### WHAT NEEDS TO BE DONE
Repeat the listing below in full, exactly as it stands.

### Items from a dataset
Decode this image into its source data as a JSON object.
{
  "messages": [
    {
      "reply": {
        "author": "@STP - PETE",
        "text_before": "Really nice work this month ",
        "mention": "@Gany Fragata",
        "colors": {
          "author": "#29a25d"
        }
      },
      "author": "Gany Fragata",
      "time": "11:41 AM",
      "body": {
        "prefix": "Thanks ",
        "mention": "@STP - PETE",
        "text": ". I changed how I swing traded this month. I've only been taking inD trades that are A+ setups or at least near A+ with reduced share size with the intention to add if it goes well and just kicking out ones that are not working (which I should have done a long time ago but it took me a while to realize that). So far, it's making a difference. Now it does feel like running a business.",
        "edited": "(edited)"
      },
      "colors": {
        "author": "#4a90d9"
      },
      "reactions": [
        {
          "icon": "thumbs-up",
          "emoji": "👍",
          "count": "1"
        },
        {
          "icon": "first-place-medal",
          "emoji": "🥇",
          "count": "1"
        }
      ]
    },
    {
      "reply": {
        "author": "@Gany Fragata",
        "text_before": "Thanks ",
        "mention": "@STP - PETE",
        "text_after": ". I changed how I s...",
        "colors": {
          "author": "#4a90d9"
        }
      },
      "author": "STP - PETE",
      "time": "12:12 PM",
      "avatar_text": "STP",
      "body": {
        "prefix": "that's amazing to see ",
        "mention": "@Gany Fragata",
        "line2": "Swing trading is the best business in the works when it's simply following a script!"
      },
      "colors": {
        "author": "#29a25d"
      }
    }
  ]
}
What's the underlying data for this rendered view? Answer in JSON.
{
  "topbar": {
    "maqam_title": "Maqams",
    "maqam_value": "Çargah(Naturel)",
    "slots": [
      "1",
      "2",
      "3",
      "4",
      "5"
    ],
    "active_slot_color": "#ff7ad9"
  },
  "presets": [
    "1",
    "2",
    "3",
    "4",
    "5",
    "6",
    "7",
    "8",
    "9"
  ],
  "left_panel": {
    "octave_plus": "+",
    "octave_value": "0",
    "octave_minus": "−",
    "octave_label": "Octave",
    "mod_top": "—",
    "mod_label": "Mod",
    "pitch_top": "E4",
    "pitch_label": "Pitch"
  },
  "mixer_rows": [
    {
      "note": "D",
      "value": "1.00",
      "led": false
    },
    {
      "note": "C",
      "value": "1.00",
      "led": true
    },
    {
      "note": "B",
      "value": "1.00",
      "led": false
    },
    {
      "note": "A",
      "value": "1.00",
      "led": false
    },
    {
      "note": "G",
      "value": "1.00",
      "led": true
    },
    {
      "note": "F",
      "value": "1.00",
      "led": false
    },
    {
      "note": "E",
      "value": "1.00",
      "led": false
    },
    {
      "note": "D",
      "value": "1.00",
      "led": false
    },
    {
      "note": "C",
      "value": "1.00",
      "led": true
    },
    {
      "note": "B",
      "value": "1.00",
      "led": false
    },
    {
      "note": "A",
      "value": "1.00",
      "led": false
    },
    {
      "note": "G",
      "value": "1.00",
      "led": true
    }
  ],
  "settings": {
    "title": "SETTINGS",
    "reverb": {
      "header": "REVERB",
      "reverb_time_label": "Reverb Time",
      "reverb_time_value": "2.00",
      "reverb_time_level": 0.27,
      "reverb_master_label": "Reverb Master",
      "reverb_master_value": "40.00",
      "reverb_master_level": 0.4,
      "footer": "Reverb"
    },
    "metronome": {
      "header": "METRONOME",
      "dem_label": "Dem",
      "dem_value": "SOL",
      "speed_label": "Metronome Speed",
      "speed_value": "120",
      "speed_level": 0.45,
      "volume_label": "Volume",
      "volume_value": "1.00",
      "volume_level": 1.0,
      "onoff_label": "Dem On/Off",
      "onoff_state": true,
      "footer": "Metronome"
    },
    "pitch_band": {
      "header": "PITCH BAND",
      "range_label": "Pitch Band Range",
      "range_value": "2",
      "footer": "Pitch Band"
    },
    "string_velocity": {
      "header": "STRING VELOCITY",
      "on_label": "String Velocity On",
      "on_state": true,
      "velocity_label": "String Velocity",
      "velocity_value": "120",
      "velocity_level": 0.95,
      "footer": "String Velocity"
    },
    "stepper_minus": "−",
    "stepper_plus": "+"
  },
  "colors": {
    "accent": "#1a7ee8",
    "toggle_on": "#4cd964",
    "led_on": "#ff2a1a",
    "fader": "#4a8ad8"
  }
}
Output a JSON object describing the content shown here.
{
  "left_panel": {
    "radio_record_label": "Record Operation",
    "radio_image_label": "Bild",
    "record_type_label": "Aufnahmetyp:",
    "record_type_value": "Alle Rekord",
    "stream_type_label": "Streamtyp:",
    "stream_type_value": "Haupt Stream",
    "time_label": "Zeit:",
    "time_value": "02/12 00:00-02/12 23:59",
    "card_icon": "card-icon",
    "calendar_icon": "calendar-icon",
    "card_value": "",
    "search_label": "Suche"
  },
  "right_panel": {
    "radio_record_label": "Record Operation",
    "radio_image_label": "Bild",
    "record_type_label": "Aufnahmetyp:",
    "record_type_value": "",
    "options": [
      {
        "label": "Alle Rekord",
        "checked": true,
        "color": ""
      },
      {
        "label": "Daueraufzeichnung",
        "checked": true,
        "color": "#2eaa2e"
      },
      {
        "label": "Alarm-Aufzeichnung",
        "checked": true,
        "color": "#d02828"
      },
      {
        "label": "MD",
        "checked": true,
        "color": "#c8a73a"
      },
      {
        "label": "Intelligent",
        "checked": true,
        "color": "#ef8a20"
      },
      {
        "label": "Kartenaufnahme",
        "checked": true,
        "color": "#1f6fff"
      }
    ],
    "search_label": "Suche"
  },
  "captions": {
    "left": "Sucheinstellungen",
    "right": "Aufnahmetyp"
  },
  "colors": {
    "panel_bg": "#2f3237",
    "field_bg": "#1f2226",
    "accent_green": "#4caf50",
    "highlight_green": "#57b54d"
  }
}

### EXPECTED ANSWER
Decode this image into its source data as a JSON object.
{
  "messages": [
    {
      "reply": {
        "author": "@STP - PETE",
        "text_before": "Really nice work this month ",
        "mention": "@Gany Fragata",
        "colors": {
          "author": "#29a25d"
        }
      },
      "author": "Gany Fragata",
      "time": "11:41 AM",
      "body": {
        "prefix": "Thanks ",
        "mention": "@STP - PETE",
        "text": ". I changed how I swing traded this month. I've only been taking inD trades that are A+ setups or at least near A+ with reduced share size with the intention to add if it goes well and just kicking out ones that are not working (which I should have done a long time ago but it took me a while to realize that). So far, it's making a difference. Now it does feel like running a business.",
        "edited": "(edited)"
      },
      "colors": {
        "author": "#4a90d9"
      },
      "reactions": [
        {
          "icon": "thumbs-up",
          "emoji": "👍",
          "count": "1"
        },
        {
          "icon": "first-place-medal",
          "emoji": "🥇",
          "count": "1"
        }
      ]
    },
    {
      "reply": {
        "author": "@Gany Fragata",
        "text_before": "Thanks ",
        "mention": "@STP - PETE",
        "text_after": ". I changed how I s...",
        "colors": {
          "author": "#4a90d9"
        }
      },
      "author": "STP - PETE",
      "time": "12:12 PM",
      "avatar_text": "STP",
      "body": {
        "prefix": "that's amazing to see ",
        "mention": "@Gany Fragata",
        "line2": "Swing trading is the best business in the works when it's simply following a script!"
      },
      "colors": {
        "author": "#29a25d"
      }
    }
  ]
}
What's the underlying data for this rendered view? Answer in JSON.
{
  "topbar": {
    "maqam_title": "Maqams",
    "maqam_value": "Çargah(Naturel)",
    "slots": [
      "1",
      "2",
      "3",
      "4",
      "5"
    ],
    "active_slot_color": "#ff7ad9"
  },
  "presets": [
    "1",
    "2",
    "3",
    "4",
    "5",
    "6",
    "7",
    "8",
    "9"
  ],
  "left_panel": {
    "octave_plus": "+",
    "octave_value": "0",
    "octave_minus": "−",
    "octave_label": "Octave",
    "mod_top": "—",
    "mod_label": "Mod",
    "pitch_top": "E4",
    "pitch_label": "Pitch"
  },
  "mixer_rows": [
    {
      "note": "D",
      "value": "1.00",
      "led": false
    },
    {
      "note": "C",
      "value": "1.00",
      "led": true
    },
    {
      "note": "B",
      "value": "1.00",
      "led": false
    },
    {
      "note": "A",
      "value": "1.00",
      "led": false
    },
    {
      "note": "G",
      "value": "1.00",
      "led": true
    },
    {
      "note": "F",
      "value": "1.00",
      "led": false
    },
    {
      "note": "E",
      "value": "1.00",
      "led": false
    },
    {
      "note": "D",
      "value": "1.00",
      "led": false
    },
    {
      "note": "C",
      "value": "1.00",
      "led": true
    },
    {
      "note": "B",
      "value": "1.00",
      "led": false
    },
    {
      "note": "A",
      "value": "1.00",
      "led": false
    },
    {
      "note": "G",
      "value": "1.00",
      "led": true
    }
  ],
  "settings": {
    "title": "SETTINGS",
    "reverb": {
      "header": "REVERB",
      "reverb_time_label": "Reverb Time",
      "reverb_time_value": "2.00",
      "reverb_time_level": 0.27,
      "reverb_master_label": "Reverb Master",
      "reverb_master_value": "40.00",
      "reverb_master_level": 0.4,
      "footer": "Reverb"
    },
    "metronome": {
      "header": "METRONOME",
      "dem_label": "Dem",
      "dem_value": "SOL",
      "speed_label": "Metronome Speed",
      "speed_value": "120",
      "speed_level": 0.45,
      "volume_label": "Volume",
      "volume_value": "1.00",
      "volume_level": 1.0,
      "onoff_label": "Dem On/Off",
      "onoff_state": true,
      "footer": "Metronome"
    },
    "pitch_band": {
      "header": "PITCH BAND",
      "range_label": "Pitch Band Range",
      "range_value": "2",
      "footer": "Pitch Band"
    },
    "string_velocity": {
      "header": "STRING VELOCITY",
      "on_label": "String Velocity On",
      "on_state": true,
      "velocity_label": "String Velocity",
      "velocity_value": "120",
      "velocity_level": 0.95,
      "footer": "String Velocity"
    },
    "stepper_minus": "−",
    "stepper_plus": "+"
  },
  "colors": {
    "accent": "#1a7ee8",
    "toggle_on": "#4cd964",
    "led_on": "#ff2a1a",
    "fader": "#4a8ad8"
  }
}
Output a JSON object describing the content shown here.
{
  "left_panel": {
    "radio_record_label": "Record Operation",
    "radio_image_label": "Bild",
    "record_type_label": "Aufnahmetyp:",
    "record_type_value": "Alle Rekord",
    "stream_type_label": "Streamtyp:",
    "stream_type_value": "Haupt Stream",
    "time_label": "Zeit:",
    "time_value": "02/12 00:00-02/12 23:59",
    "card_icon": "card-icon",
    "calendar_icon": "calendar-icon",
    "card_value": "",
    "search_label": "Suche"
  },
  "right_panel": {
    "radio_record_label": "Record Operation",
    "radio_image_label": "Bild",
    "record_type_label": "Aufnahmetyp:",
    "record_type_value": "",
    "options": [
      {
        "label": "Alle Rekord",
        "checked": true,
        "color": ""
      },
      {
        "label": "Daueraufzeichnung",
        "checked": true,
        "color": "#2eaa2e"
      },
      {
        "label": "Alarm-Aufzeichnung",
        "checked": true,
        "color": "#d02828"
      },
      {
        "label": "MD",
        "checked": true,
        "color": "#c8a73a"
      },
      {
        "label": "Intelligent",
        "checked": true,
        "color": "#ef8a20"
      },
      {
        "label": "Kartenaufnahme",
        "checked": true,
        "color": "#1f6fff"
      }
    ],
    "search_label": "Suche"
  },
  "captions": {
    "left": "Sucheinstellungen",
    "right": "Aufnahmetyp"
  },
  "colors": {
    "panel_bg": "#2f3237",
    "field_bg": "#1f2226",
    "accent_green": "#4caf50",
    "highlight_green": "#57b54d"
  }
}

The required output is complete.